Data taken from a collection
• • • •
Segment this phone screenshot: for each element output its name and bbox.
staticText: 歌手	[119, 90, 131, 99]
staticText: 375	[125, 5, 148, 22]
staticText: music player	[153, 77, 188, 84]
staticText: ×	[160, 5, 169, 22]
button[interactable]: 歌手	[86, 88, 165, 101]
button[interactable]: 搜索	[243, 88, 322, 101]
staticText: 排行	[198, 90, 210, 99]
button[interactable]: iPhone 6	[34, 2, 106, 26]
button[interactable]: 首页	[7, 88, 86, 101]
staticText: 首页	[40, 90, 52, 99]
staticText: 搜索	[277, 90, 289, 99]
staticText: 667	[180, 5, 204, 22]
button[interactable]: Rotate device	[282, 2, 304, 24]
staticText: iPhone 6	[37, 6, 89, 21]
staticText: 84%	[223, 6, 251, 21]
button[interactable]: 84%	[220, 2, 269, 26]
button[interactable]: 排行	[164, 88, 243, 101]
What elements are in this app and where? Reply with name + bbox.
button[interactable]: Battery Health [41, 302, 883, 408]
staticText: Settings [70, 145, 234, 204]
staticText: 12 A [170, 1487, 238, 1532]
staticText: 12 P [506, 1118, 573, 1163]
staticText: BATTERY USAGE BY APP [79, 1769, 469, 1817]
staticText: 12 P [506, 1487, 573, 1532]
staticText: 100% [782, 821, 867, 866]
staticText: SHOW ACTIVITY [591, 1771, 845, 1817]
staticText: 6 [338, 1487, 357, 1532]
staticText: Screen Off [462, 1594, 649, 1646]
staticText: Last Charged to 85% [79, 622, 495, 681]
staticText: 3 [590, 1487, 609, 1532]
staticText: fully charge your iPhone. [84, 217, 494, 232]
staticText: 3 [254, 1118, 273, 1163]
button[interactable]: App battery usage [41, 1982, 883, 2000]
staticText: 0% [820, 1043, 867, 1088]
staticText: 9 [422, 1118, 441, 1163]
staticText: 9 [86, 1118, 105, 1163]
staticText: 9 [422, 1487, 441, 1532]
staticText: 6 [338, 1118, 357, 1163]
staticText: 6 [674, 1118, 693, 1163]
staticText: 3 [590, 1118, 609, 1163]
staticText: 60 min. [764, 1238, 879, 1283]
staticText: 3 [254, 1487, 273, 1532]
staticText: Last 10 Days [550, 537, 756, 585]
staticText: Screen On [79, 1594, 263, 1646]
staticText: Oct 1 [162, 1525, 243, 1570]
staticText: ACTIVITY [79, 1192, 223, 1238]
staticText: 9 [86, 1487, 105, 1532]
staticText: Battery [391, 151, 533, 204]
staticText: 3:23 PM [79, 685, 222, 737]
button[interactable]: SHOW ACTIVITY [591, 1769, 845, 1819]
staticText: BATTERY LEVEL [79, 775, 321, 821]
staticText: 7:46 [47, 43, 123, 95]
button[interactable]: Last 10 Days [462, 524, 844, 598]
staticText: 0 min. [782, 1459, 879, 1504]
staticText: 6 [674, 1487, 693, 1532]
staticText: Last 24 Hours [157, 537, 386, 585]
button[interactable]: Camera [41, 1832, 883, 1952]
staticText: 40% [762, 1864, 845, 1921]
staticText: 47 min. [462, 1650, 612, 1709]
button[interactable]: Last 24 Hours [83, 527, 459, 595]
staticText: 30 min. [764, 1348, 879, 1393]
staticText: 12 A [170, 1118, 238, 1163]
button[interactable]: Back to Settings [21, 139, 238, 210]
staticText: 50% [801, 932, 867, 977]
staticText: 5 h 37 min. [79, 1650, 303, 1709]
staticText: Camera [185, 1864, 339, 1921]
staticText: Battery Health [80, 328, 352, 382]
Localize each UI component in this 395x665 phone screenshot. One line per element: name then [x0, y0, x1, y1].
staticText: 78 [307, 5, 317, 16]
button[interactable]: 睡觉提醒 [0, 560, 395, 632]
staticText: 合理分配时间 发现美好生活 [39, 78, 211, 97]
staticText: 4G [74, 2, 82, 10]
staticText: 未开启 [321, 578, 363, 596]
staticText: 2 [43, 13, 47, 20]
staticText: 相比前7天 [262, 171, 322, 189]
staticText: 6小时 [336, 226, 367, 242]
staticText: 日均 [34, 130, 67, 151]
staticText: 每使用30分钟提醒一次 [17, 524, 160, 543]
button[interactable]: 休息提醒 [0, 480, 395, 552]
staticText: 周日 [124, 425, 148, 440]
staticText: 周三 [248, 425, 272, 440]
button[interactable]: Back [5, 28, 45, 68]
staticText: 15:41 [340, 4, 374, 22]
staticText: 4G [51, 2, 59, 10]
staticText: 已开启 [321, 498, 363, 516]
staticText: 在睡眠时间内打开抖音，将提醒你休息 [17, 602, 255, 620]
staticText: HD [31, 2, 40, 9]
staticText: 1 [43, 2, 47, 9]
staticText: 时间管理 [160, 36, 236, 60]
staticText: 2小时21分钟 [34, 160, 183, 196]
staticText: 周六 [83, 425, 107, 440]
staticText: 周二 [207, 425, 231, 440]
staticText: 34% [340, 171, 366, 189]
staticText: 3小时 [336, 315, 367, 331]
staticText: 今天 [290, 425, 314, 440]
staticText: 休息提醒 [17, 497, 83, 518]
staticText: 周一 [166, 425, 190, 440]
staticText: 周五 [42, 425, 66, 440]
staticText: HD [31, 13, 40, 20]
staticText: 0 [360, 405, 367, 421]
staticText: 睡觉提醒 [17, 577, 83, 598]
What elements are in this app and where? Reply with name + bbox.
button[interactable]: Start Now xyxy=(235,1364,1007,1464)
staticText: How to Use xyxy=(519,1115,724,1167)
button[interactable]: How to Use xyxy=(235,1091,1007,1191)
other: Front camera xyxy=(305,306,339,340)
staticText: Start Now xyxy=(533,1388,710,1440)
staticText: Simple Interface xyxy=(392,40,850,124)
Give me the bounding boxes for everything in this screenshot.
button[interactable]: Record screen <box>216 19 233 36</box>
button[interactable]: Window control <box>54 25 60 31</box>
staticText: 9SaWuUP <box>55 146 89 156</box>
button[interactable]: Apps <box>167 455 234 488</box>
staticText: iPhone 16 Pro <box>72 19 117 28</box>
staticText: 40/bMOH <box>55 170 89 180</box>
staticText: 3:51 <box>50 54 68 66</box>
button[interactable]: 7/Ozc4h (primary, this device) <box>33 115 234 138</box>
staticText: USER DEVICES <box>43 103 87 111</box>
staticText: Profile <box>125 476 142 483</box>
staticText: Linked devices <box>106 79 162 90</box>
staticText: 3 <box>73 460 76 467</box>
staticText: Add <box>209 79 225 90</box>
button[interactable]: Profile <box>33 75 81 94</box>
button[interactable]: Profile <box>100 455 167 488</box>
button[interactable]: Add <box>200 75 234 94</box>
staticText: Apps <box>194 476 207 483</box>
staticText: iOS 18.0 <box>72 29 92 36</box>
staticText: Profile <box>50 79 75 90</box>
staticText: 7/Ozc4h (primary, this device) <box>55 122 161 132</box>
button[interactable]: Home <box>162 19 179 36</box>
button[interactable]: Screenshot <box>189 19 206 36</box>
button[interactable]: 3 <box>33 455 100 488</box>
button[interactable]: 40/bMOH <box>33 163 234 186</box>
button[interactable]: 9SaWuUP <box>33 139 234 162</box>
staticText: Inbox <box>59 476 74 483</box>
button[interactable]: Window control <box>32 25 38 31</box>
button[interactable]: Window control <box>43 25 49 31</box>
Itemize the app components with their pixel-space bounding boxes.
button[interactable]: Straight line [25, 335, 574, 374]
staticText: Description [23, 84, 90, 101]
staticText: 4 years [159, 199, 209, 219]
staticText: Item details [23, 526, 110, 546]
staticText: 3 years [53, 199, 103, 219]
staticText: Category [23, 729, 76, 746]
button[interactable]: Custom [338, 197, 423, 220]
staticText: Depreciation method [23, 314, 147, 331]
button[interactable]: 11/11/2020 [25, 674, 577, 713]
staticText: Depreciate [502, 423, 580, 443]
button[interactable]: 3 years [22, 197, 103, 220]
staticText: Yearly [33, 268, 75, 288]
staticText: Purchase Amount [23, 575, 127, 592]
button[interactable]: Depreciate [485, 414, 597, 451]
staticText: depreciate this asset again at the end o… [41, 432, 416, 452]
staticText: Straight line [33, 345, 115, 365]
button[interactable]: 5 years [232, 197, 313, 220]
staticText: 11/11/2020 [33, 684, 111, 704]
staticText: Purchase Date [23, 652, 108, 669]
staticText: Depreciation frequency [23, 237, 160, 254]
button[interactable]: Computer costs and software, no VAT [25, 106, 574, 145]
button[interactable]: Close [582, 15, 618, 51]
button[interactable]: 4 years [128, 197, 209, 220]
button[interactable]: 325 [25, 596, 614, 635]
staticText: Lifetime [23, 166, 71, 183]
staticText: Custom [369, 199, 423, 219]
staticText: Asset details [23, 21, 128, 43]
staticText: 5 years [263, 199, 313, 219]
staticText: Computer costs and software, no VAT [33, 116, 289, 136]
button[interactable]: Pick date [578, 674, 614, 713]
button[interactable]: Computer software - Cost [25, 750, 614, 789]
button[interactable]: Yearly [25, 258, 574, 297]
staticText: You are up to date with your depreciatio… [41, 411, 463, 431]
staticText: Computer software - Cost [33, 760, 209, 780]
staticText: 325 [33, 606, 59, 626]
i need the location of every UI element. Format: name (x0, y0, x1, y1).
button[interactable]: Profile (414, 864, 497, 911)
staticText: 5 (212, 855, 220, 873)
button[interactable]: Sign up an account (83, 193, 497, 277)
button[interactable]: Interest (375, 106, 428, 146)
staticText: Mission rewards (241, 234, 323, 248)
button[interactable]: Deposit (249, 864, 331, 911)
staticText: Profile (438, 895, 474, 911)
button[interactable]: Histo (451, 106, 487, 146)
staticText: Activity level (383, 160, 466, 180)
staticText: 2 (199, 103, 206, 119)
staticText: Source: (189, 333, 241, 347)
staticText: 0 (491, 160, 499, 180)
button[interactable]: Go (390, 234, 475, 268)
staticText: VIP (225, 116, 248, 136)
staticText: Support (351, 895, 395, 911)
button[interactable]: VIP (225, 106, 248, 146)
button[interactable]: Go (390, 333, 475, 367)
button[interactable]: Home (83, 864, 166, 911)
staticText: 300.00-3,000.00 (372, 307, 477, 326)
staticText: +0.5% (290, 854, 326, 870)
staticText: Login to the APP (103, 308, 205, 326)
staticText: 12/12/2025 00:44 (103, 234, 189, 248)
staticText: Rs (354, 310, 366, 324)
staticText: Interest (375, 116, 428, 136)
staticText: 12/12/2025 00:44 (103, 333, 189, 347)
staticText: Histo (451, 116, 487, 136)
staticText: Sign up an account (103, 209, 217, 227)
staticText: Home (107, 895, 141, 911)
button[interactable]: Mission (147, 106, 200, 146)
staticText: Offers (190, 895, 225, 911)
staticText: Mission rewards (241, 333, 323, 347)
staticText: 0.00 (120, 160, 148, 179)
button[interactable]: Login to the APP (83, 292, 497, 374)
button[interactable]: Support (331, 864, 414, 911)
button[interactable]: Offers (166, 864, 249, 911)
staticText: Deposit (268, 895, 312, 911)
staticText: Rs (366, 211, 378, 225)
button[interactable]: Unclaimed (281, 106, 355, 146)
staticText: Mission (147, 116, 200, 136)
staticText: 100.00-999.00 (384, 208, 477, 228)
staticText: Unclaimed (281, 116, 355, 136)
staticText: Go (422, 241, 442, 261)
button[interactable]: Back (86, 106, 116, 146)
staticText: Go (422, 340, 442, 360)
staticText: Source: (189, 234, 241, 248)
• • • •
TASK TO CARRY OUT: Rewrite the lines from the first one up to and including the line with "staticText: 6 [338, 1118, 357, 1163]", replacing "Battery Health" with "Battery Status" and leaving everything else unchanged.

SOLVED PROBLEM:
Segment this phone screenshot: for each element output its name and bbox.
staticText: 歌手	[119, 90, 131, 99]
staticText: 375	[125, 5, 148, 22]
staticText: music player	[153, 77, 188, 84]
staticText: ×	[160, 5, 169, 22]
button[interactable]: 歌手	[86, 88, 165, 101]
button[interactable]: 搜索	[243, 88, 322, 101]
staticText: 排行	[198, 90, 210, 99]
button[interactable]: iPhone 6	[34, 2, 106, 26]
button[interactable]: 首页	[7, 88, 86, 101]
staticText: 首页	[40, 90, 52, 99]
staticText: 搜索	[277, 90, 289, 99]
staticText: 667	[180, 5, 204, 22]
button[interactable]: Rotate device	[282, 2, 304, 24]
staticText: iPhone 6	[37, 6, 89, 21]
staticText: 84%	[223, 6, 251, 21]
button[interactable]: 84%	[220, 2, 269, 26]
button[interactable]: 排行	[164, 88, 243, 101]
What elements are in this app and where? Reply with name + bbox.
button[interactable]: Battery Status [41, 302, 883, 408]
staticText: Settings [70, 145, 234, 204]
staticText: 12 A [170, 1487, 238, 1532]
staticText: 12 P [506, 1118, 573, 1163]
staticText: BATTERY USAGE BY APP [79, 1769, 469, 1817]
staticText: 12 P [506, 1487, 573, 1532]
staticText: 100% [782, 821, 867, 866]
staticText: SHOW ACTIVITY [591, 1771, 845, 1817]
staticText: 6 [338, 1487, 357, 1532]
staticText: Screen Off [462, 1594, 649, 1646]
staticText: Last Charged to 85% [79, 622, 495, 681]
staticText: 3 [590, 1487, 609, 1532]
staticText: fully charge your iPhone. [84, 217, 494, 232]
staticText: 3 [254, 1118, 273, 1163]
button[interactable]: App battery usage [41, 1982, 883, 2000]
staticText: 0% [820, 1043, 867, 1088]
staticText: 9 [422, 1118, 441, 1163]
staticText: 9 [86, 1118, 105, 1163]
staticText: 9 [422, 1487, 441, 1532]
staticText: 6 [338, 1118, 357, 1163]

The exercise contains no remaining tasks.